*Problem details*: From the listing that follows, extract every line and set it down unaltered.

*Stored data*:
▬▬▬

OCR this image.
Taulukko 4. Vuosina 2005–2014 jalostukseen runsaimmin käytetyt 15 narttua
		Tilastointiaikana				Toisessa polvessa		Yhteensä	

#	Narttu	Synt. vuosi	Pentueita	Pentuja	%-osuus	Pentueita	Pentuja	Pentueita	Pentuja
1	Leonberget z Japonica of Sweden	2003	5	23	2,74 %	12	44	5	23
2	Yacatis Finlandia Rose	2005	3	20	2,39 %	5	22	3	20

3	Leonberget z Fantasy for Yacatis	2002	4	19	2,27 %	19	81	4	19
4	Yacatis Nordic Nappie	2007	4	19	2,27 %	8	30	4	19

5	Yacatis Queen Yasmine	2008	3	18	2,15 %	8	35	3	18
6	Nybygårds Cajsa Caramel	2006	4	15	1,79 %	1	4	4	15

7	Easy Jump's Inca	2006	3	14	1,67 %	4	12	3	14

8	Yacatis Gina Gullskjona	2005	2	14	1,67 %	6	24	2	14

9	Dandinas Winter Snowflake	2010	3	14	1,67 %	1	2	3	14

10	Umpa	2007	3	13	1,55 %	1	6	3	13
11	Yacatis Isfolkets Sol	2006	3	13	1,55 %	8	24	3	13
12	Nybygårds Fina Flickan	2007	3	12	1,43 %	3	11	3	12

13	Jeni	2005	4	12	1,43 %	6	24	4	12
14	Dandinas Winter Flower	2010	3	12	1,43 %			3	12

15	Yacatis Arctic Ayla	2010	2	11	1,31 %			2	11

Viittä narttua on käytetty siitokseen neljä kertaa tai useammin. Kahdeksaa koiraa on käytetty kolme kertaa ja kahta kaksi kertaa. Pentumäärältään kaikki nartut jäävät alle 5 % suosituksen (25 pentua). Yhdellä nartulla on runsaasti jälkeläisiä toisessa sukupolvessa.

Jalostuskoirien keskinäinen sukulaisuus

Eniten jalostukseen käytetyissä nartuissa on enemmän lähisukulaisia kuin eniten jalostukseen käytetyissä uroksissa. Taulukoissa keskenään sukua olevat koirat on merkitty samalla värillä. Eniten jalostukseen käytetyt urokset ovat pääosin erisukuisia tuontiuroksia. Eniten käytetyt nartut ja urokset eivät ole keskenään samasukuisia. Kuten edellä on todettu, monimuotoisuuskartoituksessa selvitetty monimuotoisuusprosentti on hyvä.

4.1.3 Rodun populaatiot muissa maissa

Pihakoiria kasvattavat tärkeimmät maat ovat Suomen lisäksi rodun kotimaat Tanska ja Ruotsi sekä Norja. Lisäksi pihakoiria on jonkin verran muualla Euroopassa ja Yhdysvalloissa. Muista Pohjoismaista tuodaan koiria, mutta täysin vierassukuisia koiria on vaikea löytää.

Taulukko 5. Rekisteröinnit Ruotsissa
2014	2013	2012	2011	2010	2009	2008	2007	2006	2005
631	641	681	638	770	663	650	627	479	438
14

▬▬▬

*Solution*:
OCR this image.
Taulukko 4. Vuosina 2005–2014 jalostukseen runsaimmin käytetyt 15 narttua
		Tilastointiaikana				Toisessa polvessa		Yhteensä	

#	Narttu	Synt. vuosi	Pentueita	Pentuja	%-osuus	Pentueita	Pentuja	Pentueita	Pentuja
1	Leonberget z Japonica of Sweden	2003	5	23	2,74 %	12	44	5	23
2	Yacatis Finlandia Rose	2005	3	20	2,39 %	5	22	3	20

3	Leonberget z Fantasy for Yacatis	2002	4	19	2,27 %	19	81	4	19
4	Yacatis Nordic Nappie	2007	4	19	2,27 %	8	30	4	19

5	Yacatis Queen Yasmine	2008	3	18	2,15 %	8	35	3	18
6	Nybygårds Cajsa Caramel	2006	4	15	1,79 %	1	4	4	15

7	Easy Jump's Inca	2006	3	14	1,67 %	4	12	3	14

8	Yacatis Gina Gullskjona	2005	2	14	1,67 %	6	24	2	14

9	Dandinas Winter Snowflake	2010	3	14	1,67 %	1	2	3	14

10	Umpa	2007	3	13	1,55 %	1	6	3	13
11	Yacatis Isfolkets Sol	2006	3	13	1,55 %	8	24	3	13
12	Nybygårds Fina Flickan	2007	3	12	1,43 %	3	11	3	12

13	Jeni	2005	4	12	1,43 %	6	24	4	12
14	Dandinas Winter Flower	2010	3	12	1,43 %			3	12

15	Yacatis Arctic Ayla	2010	2	11	1,31 %			2	11

Viittä narttua on käytetty siitokseen neljä kertaa tai useammin. Kahdeksaa koiraa on käytetty kolme kertaa ja kahta kaksi kertaa. Pentumäärältään kaikki nartut jäävät alle 5 % suosituksen (25 pentua). Yhdellä nartulla on runsaasti jälkeläisiä toisessa sukupolvessa.

Jalostuskoirien keskinäinen sukulaisuus

Eniten jalostukseen käytetyissä nartuissa on enemmän lähisukulaisia kuin eniten jalostukseen käytetyissä uroksissa. Taulukoissa keskenään sukua olevat koirat on merkitty samalla värillä. Eniten jalostukseen käytetyt urokset ovat pääosin erisukuisia tuontiuroksia. Eniten käytetyt nartut ja urokset eivät ole keskenään samasukuisia. Kuten edellä on todettu, monimuotoisuuskartoituksessa selvitetty monimuotoisuusprosentti on hyvä.

4.1.3 Rodun populaatiot muissa maissa

Pihakoiria kasvattavat tärkeimmät maat ovat Suomen lisäksi rodun kotimaat Tanska ja Ruotsi sekä Norja. Lisäksi pihakoiria on jonkin verran muualla Euroopassa ja Yhdysvalloissa. Muista Pohjoismaista tuodaan koiria, mutta täysin vierassukuisia koiria on vaikea löytää.

Taulukko 5. Rekisteröinnit Ruotsissa
2014	2013	2012	2011	2010	2009	2008	2007	2006	2005
631	641	681	638	770	663	650	627	479	438
14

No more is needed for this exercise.